***** RECORDS SHOWN *****

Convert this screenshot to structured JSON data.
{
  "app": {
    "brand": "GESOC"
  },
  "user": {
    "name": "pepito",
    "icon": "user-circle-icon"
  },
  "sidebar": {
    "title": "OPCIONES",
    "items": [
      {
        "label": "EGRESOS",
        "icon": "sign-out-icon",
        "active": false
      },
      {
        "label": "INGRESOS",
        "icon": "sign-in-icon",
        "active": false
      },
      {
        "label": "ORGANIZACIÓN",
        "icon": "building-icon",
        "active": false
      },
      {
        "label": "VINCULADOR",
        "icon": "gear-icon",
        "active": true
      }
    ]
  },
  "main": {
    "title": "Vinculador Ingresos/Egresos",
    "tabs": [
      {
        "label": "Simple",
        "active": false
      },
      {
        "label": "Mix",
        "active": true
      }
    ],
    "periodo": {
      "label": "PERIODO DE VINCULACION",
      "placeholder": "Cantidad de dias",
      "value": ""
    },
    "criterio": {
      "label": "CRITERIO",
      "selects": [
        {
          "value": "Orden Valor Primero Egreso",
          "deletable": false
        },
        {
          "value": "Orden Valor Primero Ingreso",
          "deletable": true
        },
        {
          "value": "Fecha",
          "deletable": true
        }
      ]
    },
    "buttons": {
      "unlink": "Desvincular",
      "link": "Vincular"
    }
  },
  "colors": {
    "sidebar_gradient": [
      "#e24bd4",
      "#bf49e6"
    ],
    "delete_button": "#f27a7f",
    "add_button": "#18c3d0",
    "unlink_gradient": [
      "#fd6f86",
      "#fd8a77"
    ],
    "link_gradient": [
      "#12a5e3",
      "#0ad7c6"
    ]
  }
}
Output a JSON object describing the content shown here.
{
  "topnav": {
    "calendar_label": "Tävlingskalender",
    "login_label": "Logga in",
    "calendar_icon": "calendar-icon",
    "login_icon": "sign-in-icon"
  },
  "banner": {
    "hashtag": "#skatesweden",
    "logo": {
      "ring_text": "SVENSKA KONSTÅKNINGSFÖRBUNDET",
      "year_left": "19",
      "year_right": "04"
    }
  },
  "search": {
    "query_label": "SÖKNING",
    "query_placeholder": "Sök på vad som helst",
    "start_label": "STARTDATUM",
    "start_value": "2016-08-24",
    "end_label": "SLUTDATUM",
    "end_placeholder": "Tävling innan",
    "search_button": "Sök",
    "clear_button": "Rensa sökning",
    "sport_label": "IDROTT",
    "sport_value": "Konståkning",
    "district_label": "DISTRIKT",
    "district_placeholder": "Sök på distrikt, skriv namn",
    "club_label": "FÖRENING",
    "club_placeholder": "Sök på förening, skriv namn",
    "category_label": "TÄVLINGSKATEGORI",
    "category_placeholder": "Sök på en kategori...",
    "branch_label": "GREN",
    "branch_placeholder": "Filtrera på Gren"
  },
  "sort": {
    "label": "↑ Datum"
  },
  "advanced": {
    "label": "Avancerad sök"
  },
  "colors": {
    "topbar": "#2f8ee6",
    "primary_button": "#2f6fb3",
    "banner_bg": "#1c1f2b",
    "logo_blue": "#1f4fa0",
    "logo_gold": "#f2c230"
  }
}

*****

### EXERCISE OBJECTIVE
Above are some records. Print them all exactly.

### EXERCISE RESPONSE
Convert this screenshot to structured JSON data.
{
  "app": {
    "brand": "GESOC"
  },
  "user": {
    "name": "pepito",
    "icon": "user-circle-icon"
  },
  "sidebar": {
    "title": "OPCIONES",
    "items": [
      {
        "label": "EGRESOS",
        "icon": "sign-out-icon",
        "active": false
      },
      {
        "label": "INGRESOS",
        "icon": "sign-in-icon",
        "active": false
      },
      {
        "label": "ORGANIZACIÓN",
        "icon": "building-icon",
        "active": false
      },
      {
        "label": "VINCULADOR",
        "icon": "gear-icon",
        "active": true
      }
    ]
  },
  "main": {
    "title": "Vinculador Ingresos/Egresos",
    "tabs": [
      {
        "label": "Simple",
        "active": false
      },
      {
        "label": "Mix",
        "active": true
      }
    ],
    "periodo": {
      "label": "PERIODO DE VINCULACION",
      "placeholder": "Cantidad de dias",
      "value": ""
    },
    "criterio": {
      "label": "CRITERIO",
      "selects": [
        {
          "value": "Orden Valor Primero Egreso",
          "deletable": false
        },
        {
          "value": "Orden Valor Primero Ingreso",
          "deletable": true
        },
        {
          "value": "Fecha",
          "deletable": true
        }
      ]
    },
    "buttons": {
      "unlink": "Desvincular",
      "link": "Vincular"
    }
  },
  "colors": {
    "sidebar_gradient": [
      "#e24bd4",
      "#bf49e6"
    ],
    "delete_button": "#f27a7f",
    "add_button": "#18c3d0",
    "unlink_gradient": [
      "#fd6f86",
      "#fd8a77"
    ],
    "link_gradient": [
      "#12a5e3",
      "#0ad7c6"
    ]
  }
}
Output a JSON object describing the content shown here.
{
  "topnav": {
    "calendar_label": "Tävlingskalender",
    "login_label": "Logga in",
    "calendar_icon": "calendar-icon",
    "login_icon": "sign-in-icon"
  },
  "banner": {
    "hashtag": "#skatesweden",
    "logo": {
      "ring_text": "SVENSKA KONSTÅKNINGSFÖRBUNDET",
      "year_left": "19",
      "year_right": "04"
    }
  },
  "search": {
    "query_label": "SÖKNING",
    "query_placeholder": "Sök på vad som helst",
    "start_label": "STARTDATUM",
    "start_value": "2016-08-24",
    "end_label": "SLUTDATUM",
    "end_placeholder": "Tävling innan",
    "search_button": "Sök",
    "clear_button": "Rensa sökning",
    "sport_label": "IDROTT",
    "sport_value": "Konståkning",
    "district_label": "DISTRIKT",
    "district_placeholder": "Sök på distrikt, skriv namn",
    "club_label": "FÖRENING",
    "club_placeholder": "Sök på förening, skriv namn",
    "category_label": "TÄVLINGSKATEGORI",
    "category_placeholder": "Sök på en kategori...",
    "branch_label": "GREN",
    "branch_placeholder": "Filtrera på Gren"
  },
  "sort": {
    "label": "↑ Datum"
  },
  "advanced": {
    "label": "Avancerad sök"
  },
  "colors": {
    "topbar": "#2f8ee6",
    "primary_button": "#2f6fb3",
    "banner_bg": "#1c1f2b",
    "logo_blue": "#1f4fa0",
    "logo_gold": "#f2c230"
  }
}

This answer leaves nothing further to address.